* BEGIN DATASET EXTRACT *
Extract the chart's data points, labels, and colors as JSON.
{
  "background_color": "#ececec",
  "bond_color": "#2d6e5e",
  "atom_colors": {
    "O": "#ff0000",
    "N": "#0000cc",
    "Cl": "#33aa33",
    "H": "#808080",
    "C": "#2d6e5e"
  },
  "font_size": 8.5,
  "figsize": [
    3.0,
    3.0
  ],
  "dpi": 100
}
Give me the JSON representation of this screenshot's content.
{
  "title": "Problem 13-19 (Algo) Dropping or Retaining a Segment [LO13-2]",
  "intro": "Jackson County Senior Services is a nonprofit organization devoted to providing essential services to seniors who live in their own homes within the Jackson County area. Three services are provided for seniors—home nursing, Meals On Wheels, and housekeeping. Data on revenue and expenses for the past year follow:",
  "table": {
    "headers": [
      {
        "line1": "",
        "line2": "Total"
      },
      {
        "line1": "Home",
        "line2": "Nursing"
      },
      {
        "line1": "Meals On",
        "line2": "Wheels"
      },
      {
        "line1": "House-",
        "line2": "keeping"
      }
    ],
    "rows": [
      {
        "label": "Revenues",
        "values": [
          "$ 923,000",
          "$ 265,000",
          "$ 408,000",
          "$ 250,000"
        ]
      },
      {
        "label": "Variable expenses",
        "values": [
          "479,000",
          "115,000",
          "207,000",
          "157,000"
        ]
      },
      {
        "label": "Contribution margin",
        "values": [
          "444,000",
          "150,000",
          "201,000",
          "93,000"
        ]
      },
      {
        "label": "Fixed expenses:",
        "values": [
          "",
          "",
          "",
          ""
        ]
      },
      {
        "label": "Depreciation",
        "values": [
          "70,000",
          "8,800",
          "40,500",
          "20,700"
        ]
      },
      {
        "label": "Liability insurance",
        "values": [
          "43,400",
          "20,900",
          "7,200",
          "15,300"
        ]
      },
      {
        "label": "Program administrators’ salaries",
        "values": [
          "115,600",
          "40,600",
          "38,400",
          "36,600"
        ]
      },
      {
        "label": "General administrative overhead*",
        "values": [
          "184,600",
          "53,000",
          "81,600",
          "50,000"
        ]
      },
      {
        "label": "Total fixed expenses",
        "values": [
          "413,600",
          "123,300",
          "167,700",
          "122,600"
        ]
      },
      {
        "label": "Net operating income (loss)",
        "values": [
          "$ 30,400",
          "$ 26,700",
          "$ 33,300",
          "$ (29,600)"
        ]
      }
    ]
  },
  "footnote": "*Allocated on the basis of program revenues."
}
* END DATASET EXTRACT *
#### [THE EXERCISE]
Using the data above, print every record exactly as shown.

#### [COMPLETE ANSWER]
Extract the chart's data points, labels, and colors as JSON.
{
  "background_color": "#ececec",
  "bond_color": "#2d6e5e",
  "atom_colors": {
    "O": "#ff0000",
    "N": "#0000cc",
    "Cl": "#33aa33",
    "H": "#808080",
    "C": "#2d6e5e"
  },
  "font_size": 8.5,
  "figsize": [
    3.0,
    3.0
  ],
  "dpi": 100
}
Give me the JSON representation of this screenshot's content.
{
  "title": "Problem 13-19 (Algo) Dropping or Retaining a Segment [LO13-2]",
  "intro": "Jackson County Senior Services is a nonprofit organization devoted to providing essential services to seniors who live in their own homes within the Jackson County area. Three services are provided for seniors—home nursing, Meals On Wheels, and housekeeping. Data on revenue and expenses for the past year follow:",
  "table": {
    "headers": [
      {
        "line1": "",
        "line2": "Total"
      },
      {
        "line1": "Home",
        "line2": "Nursing"
      },
      {
        "line1": "Meals On",
        "line2": "Wheels"
      },
      {
        "line1": "House-",
        "line2": "keeping"
      }
    ],
    "rows": [
      {
        "label": "Revenues",
        "values": [
          "$ 923,000",
          "$ 265,000",
          "$ 408,000",
          "$ 250,000"
        ]
      },
      {
        "label": "Variable expenses",
        "values": [
          "479,000",
          "115,000",
          "207,000",
          "157,000"
        ]
      },
      {
        "label": "Contribution margin",
        "values": [
          "444,000",
          "150,000",
          "201,000",
          "93,000"
        ]
      },
      {
        "label": "Fixed expenses:",
        "values": [
          "",
          "",
          "",
          ""
        ]
      },
      {
        "label": "Depreciation",
        "values": [
          "70,000",
          "8,800",
          "40,500",
          "20,700"
        ]
      },
      {
        "label": "Liability insurance",
        "values": [
          "43,400",
          "20,900",
          "7,200",
          "15,300"
        ]
      },
      {
        "label": "Program administrators’ salaries",
        "values": [
          "115,600",
          "40,600",
          "38,400",
          "36,600"
        ]
      },
      {
        "label": "General administrative overhead*",
        "values": [
          "184,600",
          "53,000",
          "81,600",
          "50,000"
        ]
      },
      {
        "label": "Total fixed expenses",
        "values": [
          "413,600",
          "123,300",
          "167,700",
          "122,600"
        ]
      },
      {
        "label": "Net operating income (loss)",
        "values": [
          "$ 30,400",
          "$ 26,700",
          "$ 33,300",
          "$ (29,600)"
        ]
      }
    ]
  },
  "footnote": "*Allocated on the basis of program revenues."
}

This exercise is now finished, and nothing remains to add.